** Start of SOURCE MATERIAL **

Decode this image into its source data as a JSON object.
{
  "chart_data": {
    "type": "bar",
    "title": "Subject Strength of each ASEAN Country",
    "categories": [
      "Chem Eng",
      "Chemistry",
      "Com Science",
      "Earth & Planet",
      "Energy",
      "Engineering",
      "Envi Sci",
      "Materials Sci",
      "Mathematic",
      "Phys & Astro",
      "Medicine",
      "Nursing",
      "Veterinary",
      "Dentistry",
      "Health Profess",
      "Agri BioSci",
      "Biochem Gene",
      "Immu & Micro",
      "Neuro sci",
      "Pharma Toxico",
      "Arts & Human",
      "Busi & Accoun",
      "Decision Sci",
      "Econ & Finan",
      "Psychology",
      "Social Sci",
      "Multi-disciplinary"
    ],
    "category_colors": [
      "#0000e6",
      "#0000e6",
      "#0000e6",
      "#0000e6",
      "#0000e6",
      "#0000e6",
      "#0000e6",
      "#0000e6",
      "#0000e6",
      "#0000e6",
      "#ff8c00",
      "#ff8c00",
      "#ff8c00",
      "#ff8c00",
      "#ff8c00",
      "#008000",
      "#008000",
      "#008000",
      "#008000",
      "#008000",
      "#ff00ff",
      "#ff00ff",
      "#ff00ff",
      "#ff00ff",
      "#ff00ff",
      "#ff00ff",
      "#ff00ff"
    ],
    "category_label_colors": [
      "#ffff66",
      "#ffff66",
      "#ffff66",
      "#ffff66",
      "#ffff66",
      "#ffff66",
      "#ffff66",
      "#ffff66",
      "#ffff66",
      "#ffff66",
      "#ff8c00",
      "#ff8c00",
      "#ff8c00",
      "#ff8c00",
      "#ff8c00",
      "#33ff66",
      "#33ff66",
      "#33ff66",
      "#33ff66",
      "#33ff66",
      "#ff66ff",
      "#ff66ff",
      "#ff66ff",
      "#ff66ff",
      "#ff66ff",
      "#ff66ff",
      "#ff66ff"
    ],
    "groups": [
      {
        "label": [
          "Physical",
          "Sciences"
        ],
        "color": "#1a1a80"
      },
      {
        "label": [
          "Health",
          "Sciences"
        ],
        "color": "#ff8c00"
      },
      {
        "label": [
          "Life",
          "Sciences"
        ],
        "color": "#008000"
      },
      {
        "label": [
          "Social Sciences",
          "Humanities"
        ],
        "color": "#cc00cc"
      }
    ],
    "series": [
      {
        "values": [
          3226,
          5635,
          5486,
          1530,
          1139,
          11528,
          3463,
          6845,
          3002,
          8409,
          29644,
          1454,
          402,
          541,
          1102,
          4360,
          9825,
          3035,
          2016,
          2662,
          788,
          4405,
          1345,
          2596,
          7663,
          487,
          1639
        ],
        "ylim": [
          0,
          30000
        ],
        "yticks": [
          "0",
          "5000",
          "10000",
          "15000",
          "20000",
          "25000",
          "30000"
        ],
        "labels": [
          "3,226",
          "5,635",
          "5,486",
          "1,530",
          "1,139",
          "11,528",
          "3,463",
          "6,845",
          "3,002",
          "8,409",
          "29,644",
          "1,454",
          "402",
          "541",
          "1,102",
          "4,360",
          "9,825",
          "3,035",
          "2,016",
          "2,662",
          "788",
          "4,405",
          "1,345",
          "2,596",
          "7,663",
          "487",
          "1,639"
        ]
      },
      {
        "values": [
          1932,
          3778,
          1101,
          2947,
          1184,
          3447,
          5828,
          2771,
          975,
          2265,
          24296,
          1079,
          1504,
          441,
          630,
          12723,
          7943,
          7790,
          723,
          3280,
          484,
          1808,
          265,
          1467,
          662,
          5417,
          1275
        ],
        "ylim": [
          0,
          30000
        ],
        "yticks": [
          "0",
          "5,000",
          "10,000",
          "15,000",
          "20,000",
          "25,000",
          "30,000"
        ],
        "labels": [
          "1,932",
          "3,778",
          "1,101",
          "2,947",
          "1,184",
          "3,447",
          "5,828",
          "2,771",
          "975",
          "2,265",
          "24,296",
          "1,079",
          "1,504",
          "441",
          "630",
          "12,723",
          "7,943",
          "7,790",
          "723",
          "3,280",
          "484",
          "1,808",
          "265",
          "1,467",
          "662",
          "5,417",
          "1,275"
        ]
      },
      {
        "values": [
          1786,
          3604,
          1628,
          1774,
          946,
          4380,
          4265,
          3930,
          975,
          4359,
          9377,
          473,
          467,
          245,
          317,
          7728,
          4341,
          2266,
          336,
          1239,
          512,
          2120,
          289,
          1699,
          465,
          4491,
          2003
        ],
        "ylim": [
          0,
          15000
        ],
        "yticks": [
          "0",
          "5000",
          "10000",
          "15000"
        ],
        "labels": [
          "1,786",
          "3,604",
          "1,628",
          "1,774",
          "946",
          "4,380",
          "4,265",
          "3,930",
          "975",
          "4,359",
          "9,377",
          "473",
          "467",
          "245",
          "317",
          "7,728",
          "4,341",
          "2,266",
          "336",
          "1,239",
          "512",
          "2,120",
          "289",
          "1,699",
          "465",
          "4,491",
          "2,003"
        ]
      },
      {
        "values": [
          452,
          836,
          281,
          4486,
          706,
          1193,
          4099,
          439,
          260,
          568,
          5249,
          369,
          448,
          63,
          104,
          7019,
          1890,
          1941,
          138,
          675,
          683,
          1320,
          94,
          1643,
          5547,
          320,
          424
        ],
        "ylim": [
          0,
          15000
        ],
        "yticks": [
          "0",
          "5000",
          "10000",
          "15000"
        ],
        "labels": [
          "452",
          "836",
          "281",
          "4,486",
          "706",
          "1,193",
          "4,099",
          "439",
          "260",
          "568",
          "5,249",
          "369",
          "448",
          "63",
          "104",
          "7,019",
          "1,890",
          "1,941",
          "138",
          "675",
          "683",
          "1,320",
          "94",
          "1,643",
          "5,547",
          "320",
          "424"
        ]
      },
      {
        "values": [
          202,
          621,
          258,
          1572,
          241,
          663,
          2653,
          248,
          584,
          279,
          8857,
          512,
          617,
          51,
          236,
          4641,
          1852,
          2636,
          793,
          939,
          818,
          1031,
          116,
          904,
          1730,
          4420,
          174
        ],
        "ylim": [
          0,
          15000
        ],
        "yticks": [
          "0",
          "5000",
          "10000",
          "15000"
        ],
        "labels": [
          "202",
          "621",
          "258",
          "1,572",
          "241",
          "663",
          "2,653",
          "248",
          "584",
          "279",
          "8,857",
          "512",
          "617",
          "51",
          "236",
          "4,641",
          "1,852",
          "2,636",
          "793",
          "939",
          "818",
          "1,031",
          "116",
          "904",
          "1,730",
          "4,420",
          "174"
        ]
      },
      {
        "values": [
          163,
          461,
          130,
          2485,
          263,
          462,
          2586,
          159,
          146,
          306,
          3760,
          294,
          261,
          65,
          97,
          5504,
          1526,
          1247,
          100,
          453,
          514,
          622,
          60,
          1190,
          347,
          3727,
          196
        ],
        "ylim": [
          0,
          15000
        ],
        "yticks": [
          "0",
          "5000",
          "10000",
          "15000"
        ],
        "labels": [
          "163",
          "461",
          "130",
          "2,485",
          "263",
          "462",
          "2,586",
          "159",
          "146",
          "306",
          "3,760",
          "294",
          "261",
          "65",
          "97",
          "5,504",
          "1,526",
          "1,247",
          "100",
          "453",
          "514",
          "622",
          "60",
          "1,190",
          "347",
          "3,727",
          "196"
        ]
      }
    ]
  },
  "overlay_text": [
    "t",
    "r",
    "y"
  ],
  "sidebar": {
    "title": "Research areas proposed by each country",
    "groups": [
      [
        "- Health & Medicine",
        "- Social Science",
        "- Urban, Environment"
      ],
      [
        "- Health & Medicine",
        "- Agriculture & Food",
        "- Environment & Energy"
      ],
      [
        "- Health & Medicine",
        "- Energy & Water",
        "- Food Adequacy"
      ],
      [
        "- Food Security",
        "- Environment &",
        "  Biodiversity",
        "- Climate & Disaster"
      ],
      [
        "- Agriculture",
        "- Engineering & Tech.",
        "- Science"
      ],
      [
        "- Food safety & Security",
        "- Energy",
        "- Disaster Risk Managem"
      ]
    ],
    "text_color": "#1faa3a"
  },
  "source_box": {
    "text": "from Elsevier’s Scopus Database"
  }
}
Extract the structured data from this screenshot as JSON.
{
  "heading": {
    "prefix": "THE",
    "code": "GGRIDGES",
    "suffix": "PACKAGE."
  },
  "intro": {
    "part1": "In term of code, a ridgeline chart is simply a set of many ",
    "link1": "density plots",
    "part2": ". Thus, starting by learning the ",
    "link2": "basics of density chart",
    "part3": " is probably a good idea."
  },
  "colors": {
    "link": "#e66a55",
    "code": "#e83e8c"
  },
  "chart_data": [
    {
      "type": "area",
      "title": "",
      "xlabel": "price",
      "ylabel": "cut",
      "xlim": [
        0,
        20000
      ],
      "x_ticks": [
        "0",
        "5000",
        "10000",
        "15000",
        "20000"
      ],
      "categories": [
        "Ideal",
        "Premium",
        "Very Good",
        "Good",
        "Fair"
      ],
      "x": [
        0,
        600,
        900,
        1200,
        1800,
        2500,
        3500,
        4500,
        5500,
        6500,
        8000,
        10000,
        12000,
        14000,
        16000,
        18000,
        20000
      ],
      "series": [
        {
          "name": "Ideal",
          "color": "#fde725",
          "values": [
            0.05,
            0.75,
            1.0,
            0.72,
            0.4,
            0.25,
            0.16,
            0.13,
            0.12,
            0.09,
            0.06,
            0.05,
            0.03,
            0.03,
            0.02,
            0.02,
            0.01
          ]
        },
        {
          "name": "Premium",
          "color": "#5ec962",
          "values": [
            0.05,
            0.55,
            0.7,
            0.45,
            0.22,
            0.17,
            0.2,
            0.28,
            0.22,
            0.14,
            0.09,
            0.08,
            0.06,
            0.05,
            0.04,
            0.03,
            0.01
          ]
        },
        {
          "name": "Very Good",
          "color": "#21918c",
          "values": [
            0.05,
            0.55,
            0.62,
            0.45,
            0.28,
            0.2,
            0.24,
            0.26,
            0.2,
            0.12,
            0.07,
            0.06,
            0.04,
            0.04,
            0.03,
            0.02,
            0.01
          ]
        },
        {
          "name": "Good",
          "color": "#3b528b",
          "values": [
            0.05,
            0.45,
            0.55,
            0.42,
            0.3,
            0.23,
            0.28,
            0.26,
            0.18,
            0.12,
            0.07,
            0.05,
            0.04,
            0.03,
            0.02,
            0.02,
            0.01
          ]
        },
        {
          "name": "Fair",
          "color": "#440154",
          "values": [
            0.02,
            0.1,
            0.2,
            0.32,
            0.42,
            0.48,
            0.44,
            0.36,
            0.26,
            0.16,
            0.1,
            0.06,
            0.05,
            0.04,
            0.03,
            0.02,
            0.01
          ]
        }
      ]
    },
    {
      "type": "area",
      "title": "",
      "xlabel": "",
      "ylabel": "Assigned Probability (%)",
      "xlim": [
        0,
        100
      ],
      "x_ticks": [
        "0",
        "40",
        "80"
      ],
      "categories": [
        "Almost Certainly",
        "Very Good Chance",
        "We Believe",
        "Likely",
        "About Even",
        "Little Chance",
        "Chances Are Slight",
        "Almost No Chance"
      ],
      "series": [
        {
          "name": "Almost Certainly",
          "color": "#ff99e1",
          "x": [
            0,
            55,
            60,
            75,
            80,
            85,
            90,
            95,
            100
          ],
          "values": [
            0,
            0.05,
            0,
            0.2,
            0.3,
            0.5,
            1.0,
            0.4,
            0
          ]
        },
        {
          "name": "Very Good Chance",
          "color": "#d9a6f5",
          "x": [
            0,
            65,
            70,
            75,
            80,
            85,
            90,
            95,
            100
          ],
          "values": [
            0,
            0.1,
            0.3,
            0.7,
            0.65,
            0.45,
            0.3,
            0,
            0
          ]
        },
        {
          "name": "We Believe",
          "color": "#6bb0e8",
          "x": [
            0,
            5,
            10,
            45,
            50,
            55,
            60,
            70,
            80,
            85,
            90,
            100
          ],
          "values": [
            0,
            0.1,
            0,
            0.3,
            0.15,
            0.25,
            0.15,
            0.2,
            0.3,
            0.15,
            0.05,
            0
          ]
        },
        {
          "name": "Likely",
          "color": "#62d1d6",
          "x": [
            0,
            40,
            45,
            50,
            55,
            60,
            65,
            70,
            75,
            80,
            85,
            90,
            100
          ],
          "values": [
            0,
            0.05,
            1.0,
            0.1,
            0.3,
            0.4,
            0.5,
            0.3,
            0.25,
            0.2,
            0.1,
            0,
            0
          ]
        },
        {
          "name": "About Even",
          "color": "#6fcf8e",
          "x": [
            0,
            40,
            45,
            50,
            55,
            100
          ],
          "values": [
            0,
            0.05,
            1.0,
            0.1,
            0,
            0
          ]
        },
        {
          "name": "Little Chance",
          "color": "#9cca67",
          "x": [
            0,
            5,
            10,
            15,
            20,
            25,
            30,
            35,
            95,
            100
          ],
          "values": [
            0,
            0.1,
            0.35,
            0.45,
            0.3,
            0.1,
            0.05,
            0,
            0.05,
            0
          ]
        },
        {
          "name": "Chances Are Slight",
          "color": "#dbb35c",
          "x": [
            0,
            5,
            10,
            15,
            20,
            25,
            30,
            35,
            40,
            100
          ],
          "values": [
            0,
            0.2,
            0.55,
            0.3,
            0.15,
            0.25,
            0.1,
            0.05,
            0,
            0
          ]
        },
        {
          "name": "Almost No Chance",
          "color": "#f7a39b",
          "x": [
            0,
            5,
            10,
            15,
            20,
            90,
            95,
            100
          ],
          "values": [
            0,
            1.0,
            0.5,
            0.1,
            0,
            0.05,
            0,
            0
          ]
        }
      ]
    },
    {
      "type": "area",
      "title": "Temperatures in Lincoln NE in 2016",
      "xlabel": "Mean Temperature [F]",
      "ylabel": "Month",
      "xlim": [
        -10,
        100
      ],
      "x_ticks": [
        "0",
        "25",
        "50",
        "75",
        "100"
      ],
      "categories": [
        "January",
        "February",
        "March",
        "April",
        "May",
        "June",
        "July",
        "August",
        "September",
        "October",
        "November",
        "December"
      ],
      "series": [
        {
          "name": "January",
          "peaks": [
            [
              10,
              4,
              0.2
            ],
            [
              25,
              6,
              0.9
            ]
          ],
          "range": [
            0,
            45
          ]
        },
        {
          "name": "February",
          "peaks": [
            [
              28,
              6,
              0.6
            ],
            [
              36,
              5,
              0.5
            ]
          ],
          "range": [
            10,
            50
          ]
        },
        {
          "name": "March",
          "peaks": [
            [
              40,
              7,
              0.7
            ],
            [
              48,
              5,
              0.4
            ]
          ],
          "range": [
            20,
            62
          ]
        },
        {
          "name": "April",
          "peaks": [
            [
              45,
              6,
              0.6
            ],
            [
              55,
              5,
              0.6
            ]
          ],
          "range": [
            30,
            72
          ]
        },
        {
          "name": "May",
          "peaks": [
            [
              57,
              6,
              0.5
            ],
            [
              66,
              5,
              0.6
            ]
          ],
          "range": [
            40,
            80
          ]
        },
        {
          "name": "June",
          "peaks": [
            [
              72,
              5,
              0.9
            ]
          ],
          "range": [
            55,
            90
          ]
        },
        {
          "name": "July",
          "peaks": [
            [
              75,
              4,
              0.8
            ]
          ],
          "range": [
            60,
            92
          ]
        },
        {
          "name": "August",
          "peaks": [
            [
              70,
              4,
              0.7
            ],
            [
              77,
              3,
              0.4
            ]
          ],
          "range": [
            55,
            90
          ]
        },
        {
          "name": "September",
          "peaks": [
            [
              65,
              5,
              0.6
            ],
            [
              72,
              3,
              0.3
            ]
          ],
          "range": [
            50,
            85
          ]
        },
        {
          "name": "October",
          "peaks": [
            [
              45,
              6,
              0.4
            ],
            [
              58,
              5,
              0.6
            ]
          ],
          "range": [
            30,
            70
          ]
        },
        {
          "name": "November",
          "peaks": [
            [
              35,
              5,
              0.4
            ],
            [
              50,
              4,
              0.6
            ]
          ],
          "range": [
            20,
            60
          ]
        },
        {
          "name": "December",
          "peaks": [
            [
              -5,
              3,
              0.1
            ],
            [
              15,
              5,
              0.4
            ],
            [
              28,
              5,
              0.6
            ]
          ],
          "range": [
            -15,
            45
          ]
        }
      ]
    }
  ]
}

** End of SOURCE MATERIAL **

- **TASK GOAL**
Return every line containing "xlabel".

- **RESULT OF THIS EXERCISE**
      "xlabel": "price",
      "xlabel": "",
      "xlabel": "Mean Temperature [F]",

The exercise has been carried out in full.